> [Your task]:
Copy all the entries word for word, but omit the pictures.

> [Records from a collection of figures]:
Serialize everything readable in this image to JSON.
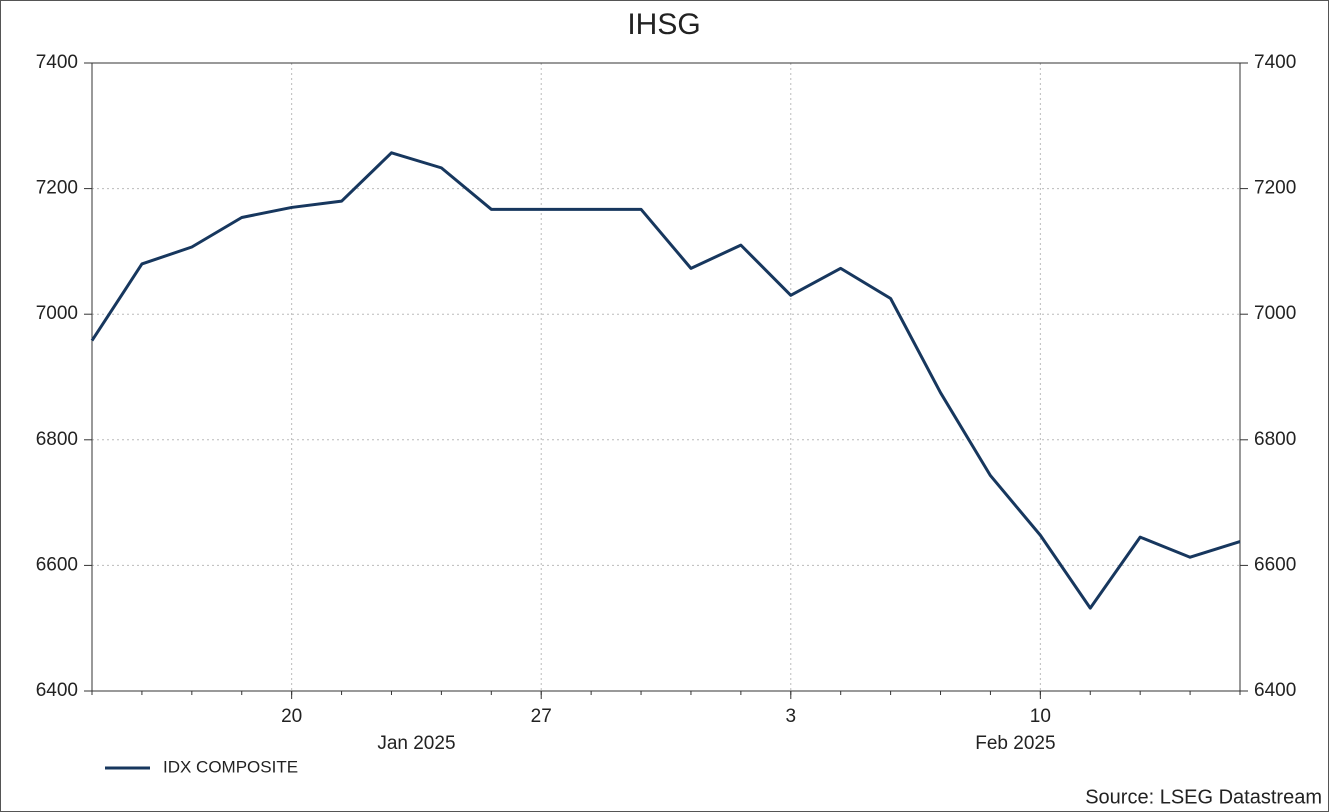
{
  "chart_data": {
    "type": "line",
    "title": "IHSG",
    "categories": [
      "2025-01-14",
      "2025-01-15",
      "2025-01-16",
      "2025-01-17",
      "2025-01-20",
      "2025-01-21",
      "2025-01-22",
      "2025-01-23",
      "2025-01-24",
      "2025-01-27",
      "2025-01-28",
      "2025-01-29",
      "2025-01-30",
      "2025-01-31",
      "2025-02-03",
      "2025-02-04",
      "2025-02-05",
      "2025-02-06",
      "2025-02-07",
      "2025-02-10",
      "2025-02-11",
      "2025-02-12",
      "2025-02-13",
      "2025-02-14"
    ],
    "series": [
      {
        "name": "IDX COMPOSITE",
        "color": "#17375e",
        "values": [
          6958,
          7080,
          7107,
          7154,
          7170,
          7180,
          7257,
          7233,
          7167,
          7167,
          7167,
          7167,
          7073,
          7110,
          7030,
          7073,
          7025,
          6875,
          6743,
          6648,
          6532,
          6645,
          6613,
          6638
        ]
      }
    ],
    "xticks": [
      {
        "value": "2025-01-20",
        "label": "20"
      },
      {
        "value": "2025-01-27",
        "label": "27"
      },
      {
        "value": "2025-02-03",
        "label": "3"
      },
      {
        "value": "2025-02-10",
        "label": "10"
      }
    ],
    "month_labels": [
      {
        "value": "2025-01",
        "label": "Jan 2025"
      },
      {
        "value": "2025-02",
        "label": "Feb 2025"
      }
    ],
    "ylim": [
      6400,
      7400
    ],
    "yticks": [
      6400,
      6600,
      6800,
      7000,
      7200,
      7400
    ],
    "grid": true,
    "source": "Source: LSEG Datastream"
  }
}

> [Exercise response]:
Serialize everything readable in this image to JSON.
{
  "chart_data": {
    "type": "line",
    "title": "IHSG",
    "categories": [
      "2025-01-14",
      "2025-01-15",
      "2025-01-16",
      "2025-01-17",
      "2025-01-20",
      "2025-01-21",
      "2025-01-22",
      "2025-01-23",
      "2025-01-24",
      "2025-01-27",
      "2025-01-28",
      "2025-01-29",
      "2025-01-30",
      "2025-01-31",
      "2025-02-03",
      "2025-02-04",
      "2025-02-05",
      "2025-02-06",
      "2025-02-07",
      "2025-02-10",
      "2025-02-11",
      "2025-02-12",
      "2025-02-13",
      "2025-02-14"
    ],
    "series": [
      {
        "name": "IDX COMPOSITE",
        "color": "#17375e",
        "values": [
          6958,
          7080,
          7107,
          7154,
          7170,
          7180,
          7257,
          7233,
          7167,
          7167,
          7167,
          7167,
          7073,
          7110,
          7030,
          7073,
          7025,
          6875,
          6743,
          6648,
          6532,
          6645,
          6613,
          6638
        ]
      }
    ],
    "xticks": [
      {
        "value": "2025-01-20",
        "label": "20"
      },
      {
        "value": "2025-01-27",
        "label": "27"
      },
      {
        "value": "2025-02-03",
        "label": "3"
      },
      {
        "value": "2025-02-10",
        "label": "10"
      }
    ],
    "month_labels": [
      {
        "value": "2025-01",
        "label": "Jan 2025"
      },
      {
        "value": "2025-02",
        "label": "Feb 2025"
      }
    ],
    "ylim": [
      6400,
      7400
    ],
    "yticks": [
      6400,
      6600,
      6800,
      7000,
      7200,
      7400
    ],
    "grid": true,
    "source": "Source: LSEG Datastream"
  }
}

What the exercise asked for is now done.